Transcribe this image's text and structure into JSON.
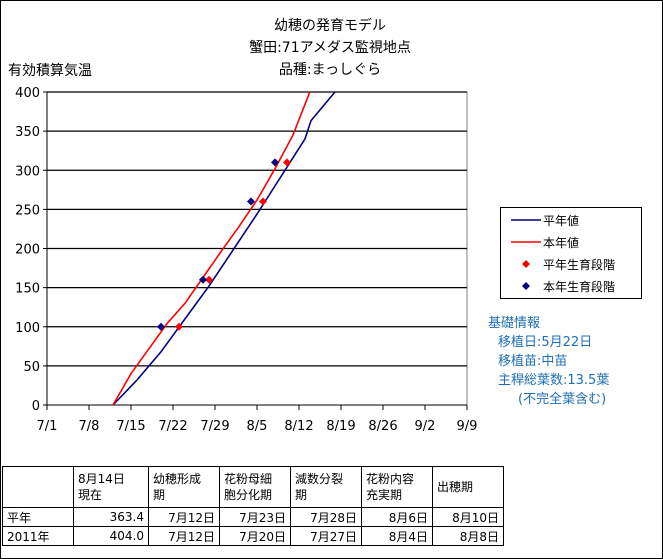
{
  "title": {
    "line1": "幼穂の発育モデル",
    "line2": "蟹田:71アメダス監視地点",
    "line3": "品種:まっしぐら"
  },
  "colors": {
    "normal_line": "#000080",
    "current_line": "#ff0000",
    "normal_point": "#ff0000",
    "current_point": "#000080",
    "info_text": "#1f6fb8"
  },
  "chart_data": {
    "type": "line",
    "title": "幼穂の発育モデル",
    "ylabel": "有効積算気温",
    "xlabel": "",
    "ylim": [
      0,
      400
    ],
    "yticks": [
      0,
      50,
      100,
      150,
      200,
      250,
      300,
      350,
      400
    ],
    "xlim": [
      "7/1",
      "9/9"
    ],
    "xticks": [
      "7/1",
      "7/8",
      "7/15",
      "7/22",
      "7/29",
      "8/5",
      "8/12",
      "8/19",
      "8/26",
      "9/2",
      "9/9"
    ],
    "grid": "horizontal",
    "legend_position": "right",
    "series": [
      {
        "name": "平年値",
        "kind": "line",
        "color": "#000080",
        "points": [
          {
            "x": "7/12",
            "y": 0
          },
          {
            "x": "7/16",
            "y": 32
          },
          {
            "x": "7/20",
            "y": 68
          },
          {
            "x": "7/24",
            "y": 110
          },
          {
            "x": "7/28",
            "y": 152
          },
          {
            "x": "8/1",
            "y": 198
          },
          {
            "x": "8/5",
            "y": 244
          },
          {
            "x": "8/9",
            "y": 292
          },
          {
            "x": "8/13",
            "y": 340
          },
          {
            "x": "8/14",
            "y": 363.4
          },
          {
            "x": "8/18",
            "y": 400
          }
        ]
      },
      {
        "name": "本年値",
        "kind": "line",
        "color": "#ff0000",
        "points": [
          {
            "x": "7/12",
            "y": 0
          },
          {
            "x": "7/15",
            "y": 40
          },
          {
            "x": "7/18",
            "y": 72
          },
          {
            "x": "7/21",
            "y": 104
          },
          {
            "x": "7/24",
            "y": 130
          },
          {
            "x": "7/27",
            "y": 163
          },
          {
            "x": "7/30",
            "y": 196
          },
          {
            "x": "8/2",
            "y": 228
          },
          {
            "x": "8/5",
            "y": 262
          },
          {
            "x": "8/8",
            "y": 302
          },
          {
            "x": "8/11",
            "y": 345
          },
          {
            "x": "8/14",
            "y": 404.0
          }
        ]
      },
      {
        "name": "平年生育段階",
        "kind": "points",
        "color": "#ff0000",
        "points": [
          {
            "x": "7/23",
            "y": 100
          },
          {
            "x": "7/28",
            "y": 160
          },
          {
            "x": "8/6",
            "y": 260
          },
          {
            "x": "8/10",
            "y": 310
          }
        ]
      },
      {
        "name": "本年生育段階",
        "kind": "points",
        "color": "#000080",
        "points": [
          {
            "x": "7/20",
            "y": 100
          },
          {
            "x": "7/27",
            "y": 160
          },
          {
            "x": "8/4",
            "y": 260
          },
          {
            "x": "8/8",
            "y": 310
          }
        ]
      }
    ]
  },
  "info": {
    "heading": "基礎情報",
    "lines": [
      "移植日:5月22日",
      "移植苗:中苗",
      "主稈総葉数:13.5葉",
      "(不完全葉含む)"
    ]
  },
  "table": {
    "headers": [
      "",
      "8月14日\n現在",
      "幼穂形成\n期",
      "花粉母細\n胞分化期",
      "減数分裂\n期",
      "花粉内容\n充実期",
      "出穂期"
    ],
    "rows": [
      [
        "平年",
        "363.4",
        "7月12日",
        "7月23日",
        "7月28日",
        "8月6日",
        "8月10日"
      ],
      [
        "2011年",
        "404.0",
        "7月12日",
        "7月20日",
        "7月27日",
        "8月4日",
        "8月8日"
      ]
    ]
  }
}
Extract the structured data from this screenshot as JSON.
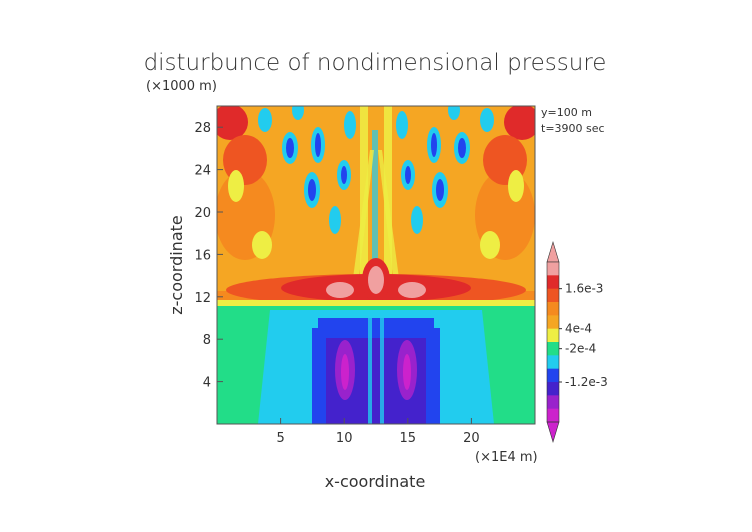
{
  "chart_data": {
    "type": "heatmap",
    "title": "disturbunce of nondimensional pressure",
    "z_unit_label": "(×1000 m)",
    "x_unit_label": "(×1E4 m)",
    "xlabel": "x-coordinate",
    "ylabel": "z-coordinate",
    "info": [
      "y=100 m",
      "t=3900 sec"
    ],
    "xlim": [
      0,
      25
    ],
    "ylim": [
      0,
      30
    ],
    "x_ticks": [
      5,
      10,
      15,
      20
    ],
    "y_ticks": [
      4,
      8,
      12,
      16,
      20,
      24,
      28
    ],
    "colorbar": {
      "colors": [
        "#cc22cc",
        "#9922cc",
        "#4422cc",
        "#2244ee",
        "#22ccee",
        "#22dd88",
        "#eeee44",
        "#f5a623",
        "#f58a1f",
        "#ee5522",
        "#e02a2a",
        "#f0a0a0"
      ],
      "labels": [
        "1.6e-3",
        "4e-4",
        "-2e-4",
        "-1.2e-3"
      ],
      "label_values": [
        0.0016,
        0.0004,
        -0.0002,
        -0.0012
      ]
    }
  }
}
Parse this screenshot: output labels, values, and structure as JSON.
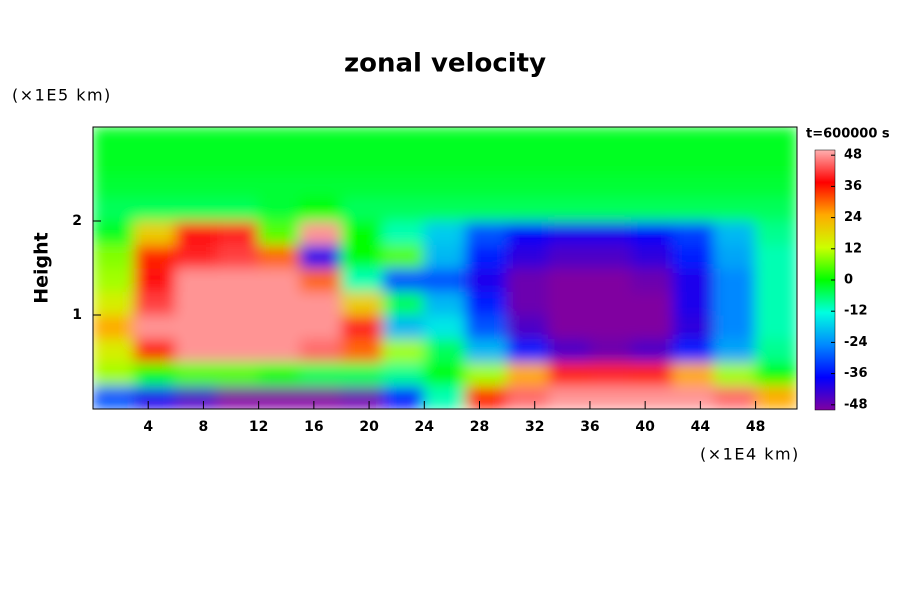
{
  "chart_data": {
    "type": "heatmap",
    "title": "zonal velocity",
    "y_unit": "(×1E5 km)",
    "ylabel": "Height",
    "x_unit": "(×1E4 km)",
    "time_label": "t=600000 s",
    "xlim": [
      0,
      51
    ],
    "ylim": [
      0,
      3
    ],
    "xticks": [
      4,
      8,
      12,
      16,
      20,
      24,
      28,
      32,
      36,
      40,
      44,
      48
    ],
    "yticks": [
      1,
      2
    ],
    "clim": [
      -50,
      50
    ],
    "cticks": [
      -48,
      -36,
      -24,
      -12,
      0,
      12,
      24,
      36,
      48
    ],
    "colormap": [
      "#8000a0",
      "#0000ff",
      "#0088ff",
      "#00ffe0",
      "#00ff00",
      "#ccff00",
      "#ffaa00",
      "#ff0000",
      "#ffb0b0"
    ],
    "x": [
      1.5,
      4.5,
      7.5,
      10.5,
      13.5,
      16.5,
      19.5,
      22.5,
      25.5,
      28.5,
      31.5,
      34.5,
      37.5,
      40.5,
      43.5,
      46.5,
      49.5
    ],
    "y": [
      0.125,
      0.375,
      0.625,
      0.875,
      1.125,
      1.375,
      1.625,
      1.875,
      2.125,
      2.375,
      2.625,
      2.875
    ],
    "z": [
      [
        -30,
        -40,
        -45,
        -50,
        -50,
        -50,
        -48,
        -35,
        -10,
        35,
        45,
        48,
        48,
        48,
        48,
        45,
        25
      ],
      [
        10,
        0,
        5,
        5,
        0,
        -5,
        -5,
        -8,
        0,
        10,
        25,
        35,
        40,
        35,
        25,
        10,
        0
      ],
      [
        15,
        35,
        48,
        48,
        48,
        45,
        30,
        10,
        -5,
        -20,
        -35,
        -45,
        -48,
        -45,
        -35,
        -22,
        -8
      ],
      [
        25,
        48,
        48,
        48,
        48,
        48,
        40,
        -20,
        -15,
        -30,
        -45,
        -50,
        -50,
        -50,
        -42,
        -25,
        -10
      ],
      [
        15,
        42,
        48,
        48,
        48,
        48,
        20,
        -5,
        -20,
        -35,
        -48,
        -50,
        -50,
        -50,
        -40,
        -25,
        -10
      ],
      [
        10,
        38,
        48,
        48,
        48,
        30,
        -10,
        -30,
        -30,
        -40,
        -48,
        -50,
        -50,
        -48,
        -40,
        -25,
        -10
      ],
      [
        8,
        35,
        40,
        42,
        30,
        -40,
        0,
        5,
        -20,
        -35,
        -42,
        -45,
        -45,
        -42,
        -35,
        -22,
        -10
      ],
      [
        -2,
        20,
        38,
        40,
        5,
        48,
        0,
        -10,
        -18,
        -30,
        -38,
        -40,
        -40,
        -38,
        -32,
        -20,
        -8
      ],
      [
        -5,
        -5,
        -5,
        -5,
        -3,
        0,
        -5,
        -5,
        -5,
        -5,
        -5,
        -5,
        -5,
        -5,
        -5,
        -5,
        -5
      ],
      [
        -3,
        -3,
        -3,
        -3,
        -3,
        -3,
        -3,
        -3,
        -3,
        -3,
        -3,
        -3,
        -3,
        -3,
        -3,
        -3,
        -3
      ],
      [
        -2,
        -2,
        -2,
        -2,
        -2,
        -2,
        -2,
        -2,
        -2,
        -2,
        -2,
        -2,
        -2,
        -2,
        -2,
        -2,
        -2
      ],
      [
        -2,
        -2,
        -2,
        -2,
        -2,
        -2,
        -2,
        -2,
        -2,
        -2,
        -2,
        -2,
        -2,
        -2,
        -2,
        -2,
        -2
      ]
    ]
  }
}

THE TASK –
Every line that holds the string "labels" should be returned.

REPLY TO THE EXERCISE –
      "labels": [
Parse this screenshot: output labels, values, and structure as JSON.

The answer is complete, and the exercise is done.